WORK REQUIRED: Say how many lines of the listing below contain "INSTANTANEOUS", giving the number and nothing else.

____

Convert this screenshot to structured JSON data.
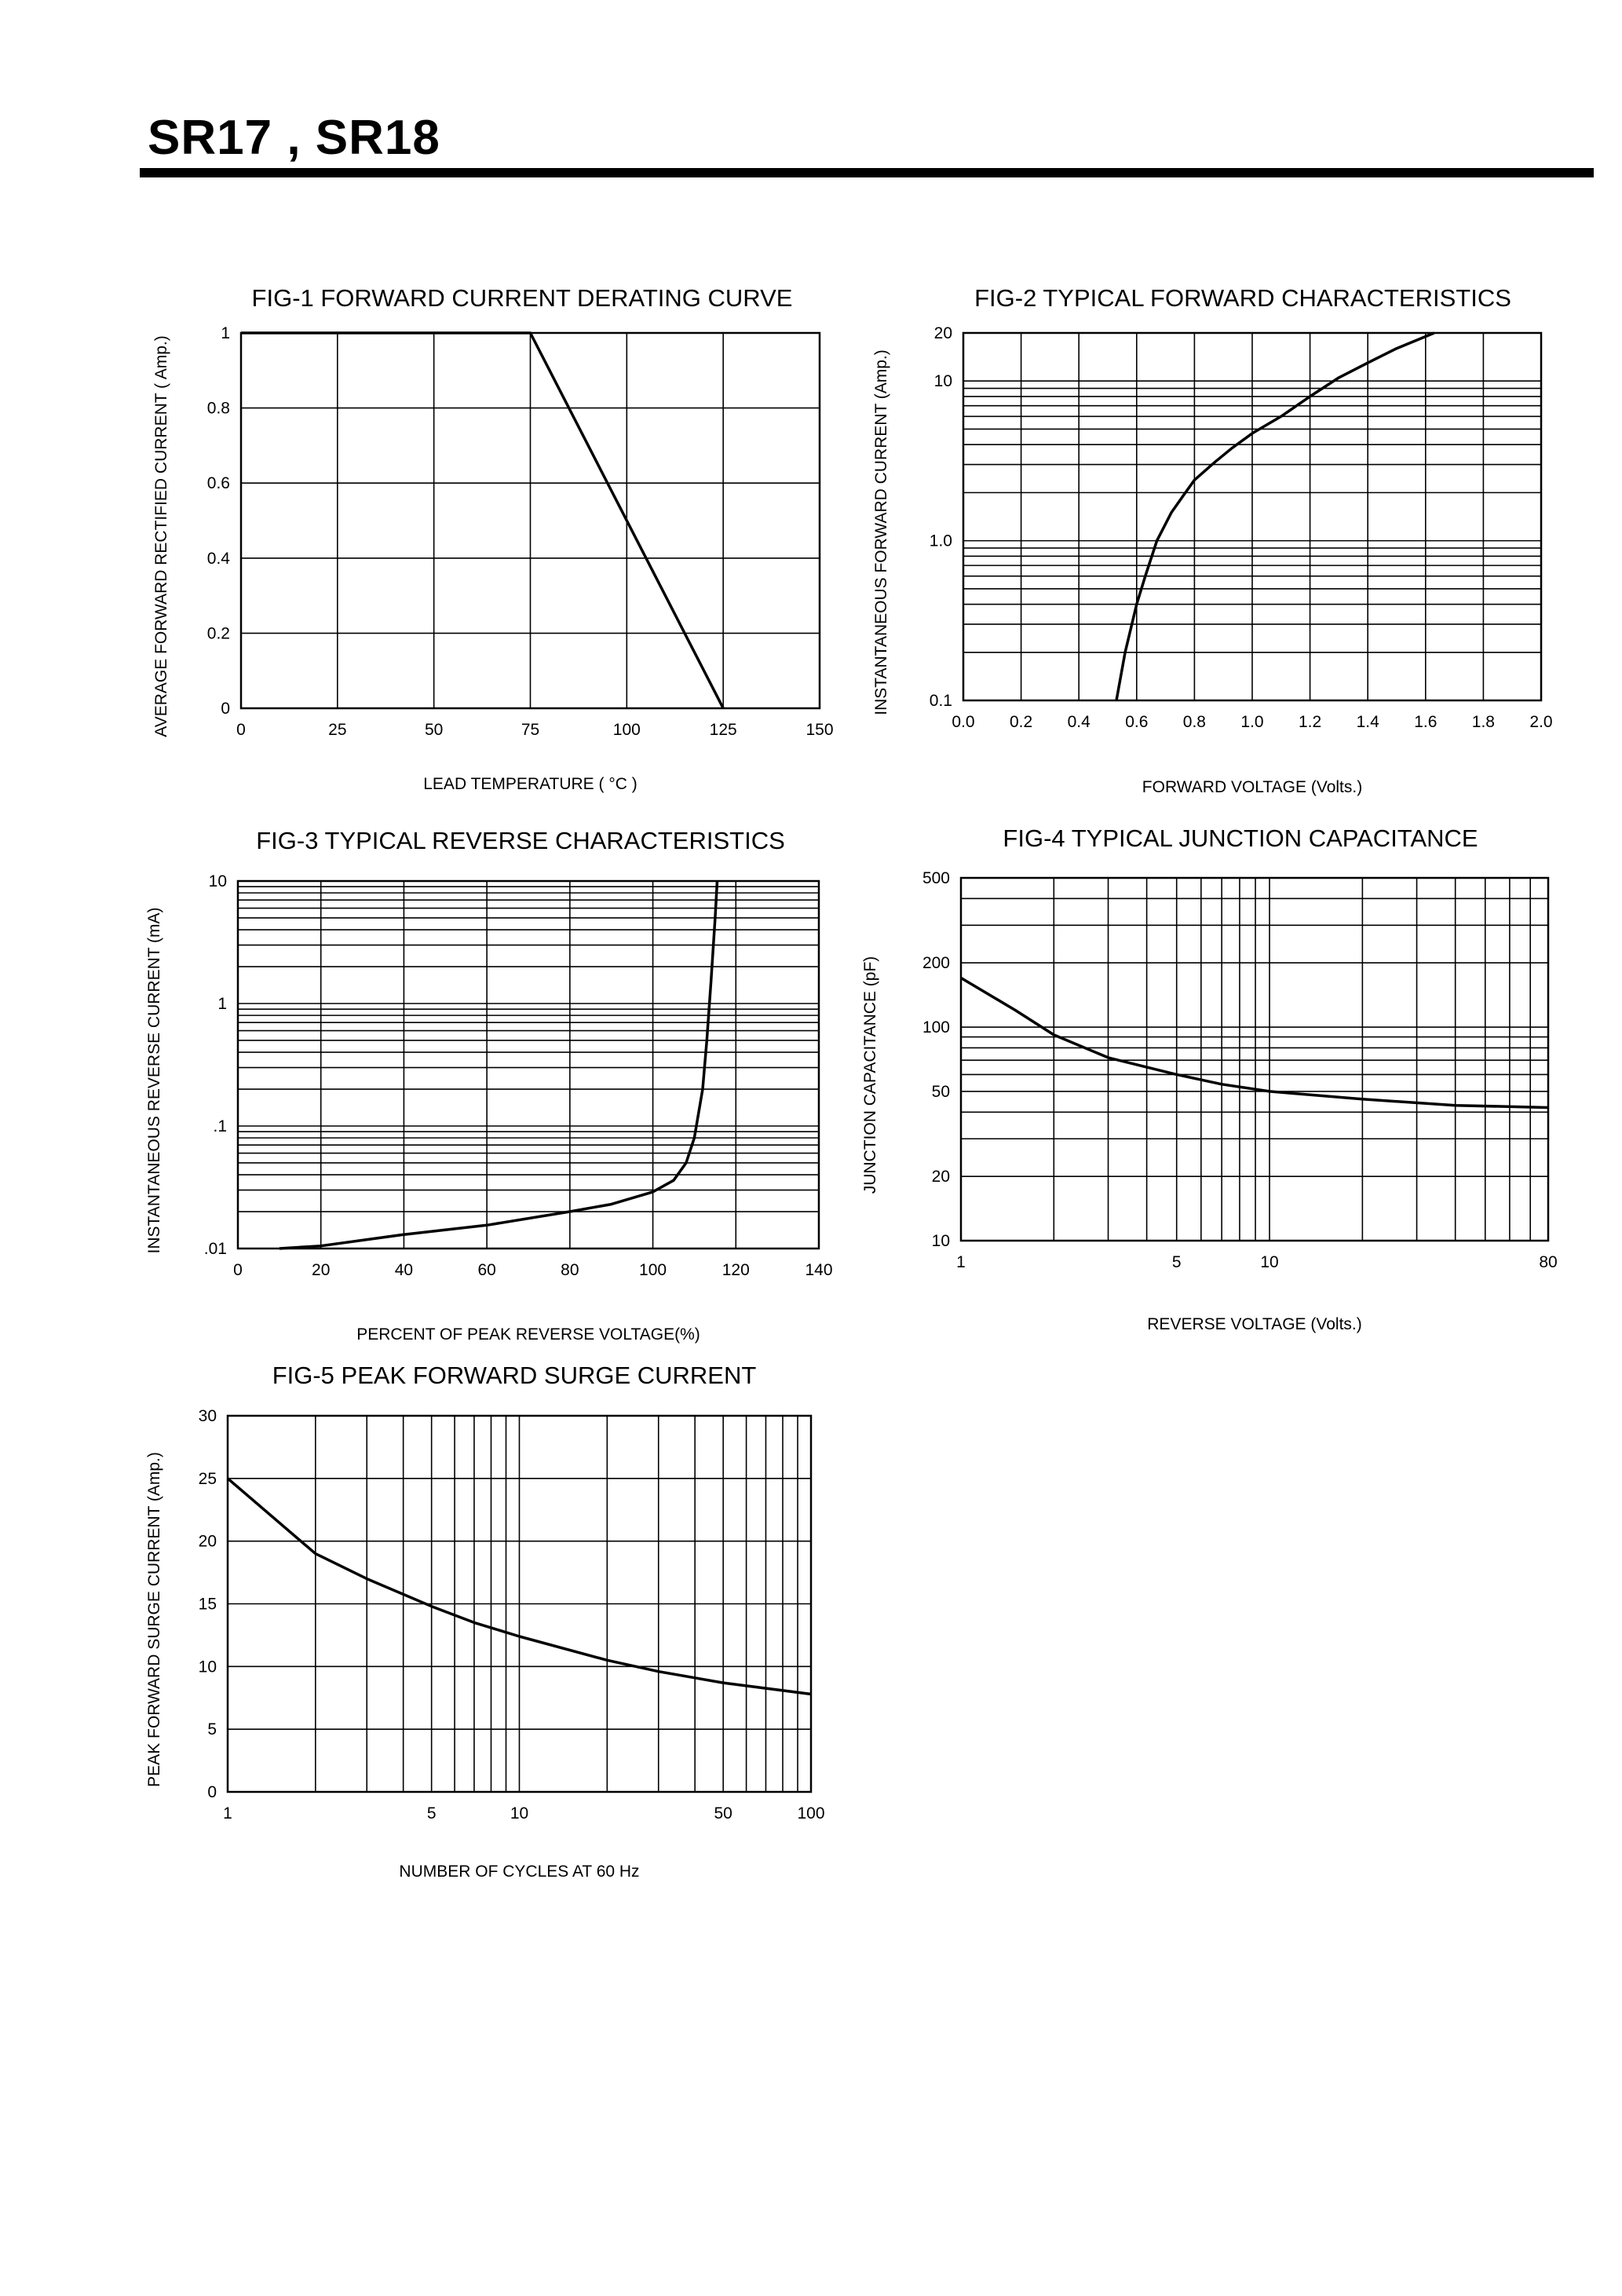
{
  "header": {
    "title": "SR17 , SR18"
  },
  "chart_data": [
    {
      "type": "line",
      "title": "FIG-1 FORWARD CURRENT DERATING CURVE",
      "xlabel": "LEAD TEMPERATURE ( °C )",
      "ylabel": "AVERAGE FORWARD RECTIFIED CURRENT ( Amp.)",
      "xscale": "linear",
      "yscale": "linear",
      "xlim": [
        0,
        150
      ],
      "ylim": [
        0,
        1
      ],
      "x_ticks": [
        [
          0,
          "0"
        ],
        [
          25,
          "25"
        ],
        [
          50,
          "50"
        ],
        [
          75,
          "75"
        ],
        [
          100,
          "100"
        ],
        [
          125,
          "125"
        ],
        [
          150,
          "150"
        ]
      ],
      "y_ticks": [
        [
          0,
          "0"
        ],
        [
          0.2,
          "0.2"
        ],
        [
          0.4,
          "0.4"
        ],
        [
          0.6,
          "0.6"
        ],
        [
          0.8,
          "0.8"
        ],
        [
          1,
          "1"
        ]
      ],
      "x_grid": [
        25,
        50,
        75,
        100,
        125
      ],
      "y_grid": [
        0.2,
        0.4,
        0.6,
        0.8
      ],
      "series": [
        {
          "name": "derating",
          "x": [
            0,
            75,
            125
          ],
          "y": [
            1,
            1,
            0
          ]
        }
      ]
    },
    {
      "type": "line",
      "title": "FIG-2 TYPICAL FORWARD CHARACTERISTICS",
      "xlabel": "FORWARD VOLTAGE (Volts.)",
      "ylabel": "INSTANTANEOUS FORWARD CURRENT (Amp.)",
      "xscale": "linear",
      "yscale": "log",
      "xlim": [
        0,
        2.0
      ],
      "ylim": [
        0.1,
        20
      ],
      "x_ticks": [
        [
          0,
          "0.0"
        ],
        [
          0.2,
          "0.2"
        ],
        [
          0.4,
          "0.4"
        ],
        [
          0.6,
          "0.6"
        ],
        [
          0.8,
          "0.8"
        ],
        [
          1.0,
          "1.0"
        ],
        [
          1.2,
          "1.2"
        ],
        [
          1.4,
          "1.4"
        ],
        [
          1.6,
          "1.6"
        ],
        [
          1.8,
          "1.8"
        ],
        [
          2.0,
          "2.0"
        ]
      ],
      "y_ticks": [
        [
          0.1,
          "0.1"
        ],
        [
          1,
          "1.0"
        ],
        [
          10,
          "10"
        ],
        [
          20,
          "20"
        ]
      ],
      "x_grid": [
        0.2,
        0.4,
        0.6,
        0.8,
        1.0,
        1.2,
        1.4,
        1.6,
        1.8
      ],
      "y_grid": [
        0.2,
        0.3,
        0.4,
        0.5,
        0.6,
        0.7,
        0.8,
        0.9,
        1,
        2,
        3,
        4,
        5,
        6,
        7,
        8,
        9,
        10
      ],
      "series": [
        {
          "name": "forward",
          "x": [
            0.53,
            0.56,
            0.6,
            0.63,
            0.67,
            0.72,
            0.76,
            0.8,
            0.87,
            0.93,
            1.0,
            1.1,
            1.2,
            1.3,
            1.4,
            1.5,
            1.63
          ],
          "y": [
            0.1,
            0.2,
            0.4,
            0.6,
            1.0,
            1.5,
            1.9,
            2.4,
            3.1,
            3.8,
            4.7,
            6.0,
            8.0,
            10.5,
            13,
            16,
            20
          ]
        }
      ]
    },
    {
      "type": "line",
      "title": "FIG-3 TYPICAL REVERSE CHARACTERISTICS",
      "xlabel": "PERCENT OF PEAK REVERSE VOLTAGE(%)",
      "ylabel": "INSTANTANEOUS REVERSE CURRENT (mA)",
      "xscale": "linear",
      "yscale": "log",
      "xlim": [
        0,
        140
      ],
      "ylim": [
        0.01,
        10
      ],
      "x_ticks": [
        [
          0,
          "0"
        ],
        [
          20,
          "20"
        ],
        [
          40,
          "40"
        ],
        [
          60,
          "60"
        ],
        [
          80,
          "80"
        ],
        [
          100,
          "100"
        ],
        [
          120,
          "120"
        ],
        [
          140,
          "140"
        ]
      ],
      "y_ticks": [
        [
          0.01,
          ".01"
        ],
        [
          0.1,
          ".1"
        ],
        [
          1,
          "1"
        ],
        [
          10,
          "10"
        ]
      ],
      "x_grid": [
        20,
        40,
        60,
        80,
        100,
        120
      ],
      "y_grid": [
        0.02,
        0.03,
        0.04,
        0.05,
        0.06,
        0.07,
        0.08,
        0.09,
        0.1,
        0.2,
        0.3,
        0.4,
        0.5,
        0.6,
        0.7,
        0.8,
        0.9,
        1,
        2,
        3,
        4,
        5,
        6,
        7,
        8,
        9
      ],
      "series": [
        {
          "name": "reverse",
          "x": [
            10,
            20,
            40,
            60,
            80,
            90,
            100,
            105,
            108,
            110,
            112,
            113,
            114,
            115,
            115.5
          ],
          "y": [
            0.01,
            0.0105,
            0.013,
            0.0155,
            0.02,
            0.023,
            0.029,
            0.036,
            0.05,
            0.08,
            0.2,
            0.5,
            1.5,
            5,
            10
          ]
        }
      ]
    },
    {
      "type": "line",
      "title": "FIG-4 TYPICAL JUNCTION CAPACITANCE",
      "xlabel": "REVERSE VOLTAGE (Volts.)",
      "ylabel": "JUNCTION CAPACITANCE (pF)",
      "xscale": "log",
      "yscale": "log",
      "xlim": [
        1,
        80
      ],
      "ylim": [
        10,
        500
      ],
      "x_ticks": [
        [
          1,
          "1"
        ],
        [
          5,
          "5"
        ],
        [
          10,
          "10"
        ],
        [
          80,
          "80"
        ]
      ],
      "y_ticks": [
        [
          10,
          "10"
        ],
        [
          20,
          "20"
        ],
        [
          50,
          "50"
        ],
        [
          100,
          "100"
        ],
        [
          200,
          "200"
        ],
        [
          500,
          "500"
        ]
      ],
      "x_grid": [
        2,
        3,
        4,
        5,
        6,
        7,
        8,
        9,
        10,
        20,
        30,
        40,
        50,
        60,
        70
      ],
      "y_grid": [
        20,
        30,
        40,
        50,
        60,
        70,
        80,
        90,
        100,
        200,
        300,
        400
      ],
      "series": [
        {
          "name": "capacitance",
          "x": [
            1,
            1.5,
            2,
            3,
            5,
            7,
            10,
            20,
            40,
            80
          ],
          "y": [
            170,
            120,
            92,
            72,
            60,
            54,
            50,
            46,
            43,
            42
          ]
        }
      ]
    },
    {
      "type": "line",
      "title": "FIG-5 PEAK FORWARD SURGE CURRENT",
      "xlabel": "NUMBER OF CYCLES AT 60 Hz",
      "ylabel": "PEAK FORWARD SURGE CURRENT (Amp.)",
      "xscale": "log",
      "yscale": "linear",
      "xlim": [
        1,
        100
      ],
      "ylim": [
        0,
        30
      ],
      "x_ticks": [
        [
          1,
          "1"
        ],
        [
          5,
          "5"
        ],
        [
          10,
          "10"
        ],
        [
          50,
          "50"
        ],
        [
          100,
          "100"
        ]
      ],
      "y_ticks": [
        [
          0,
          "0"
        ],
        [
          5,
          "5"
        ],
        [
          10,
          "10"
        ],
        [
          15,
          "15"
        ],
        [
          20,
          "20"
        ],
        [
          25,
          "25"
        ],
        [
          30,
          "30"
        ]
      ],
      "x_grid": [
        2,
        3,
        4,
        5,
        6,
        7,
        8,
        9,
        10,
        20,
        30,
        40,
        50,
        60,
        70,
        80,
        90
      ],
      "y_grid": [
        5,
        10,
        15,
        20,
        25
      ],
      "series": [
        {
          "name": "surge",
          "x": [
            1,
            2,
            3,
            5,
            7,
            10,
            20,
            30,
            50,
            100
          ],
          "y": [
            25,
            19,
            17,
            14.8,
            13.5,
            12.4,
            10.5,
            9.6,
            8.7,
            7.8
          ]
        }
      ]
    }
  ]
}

____

RESPONSE TO THE TASK: 2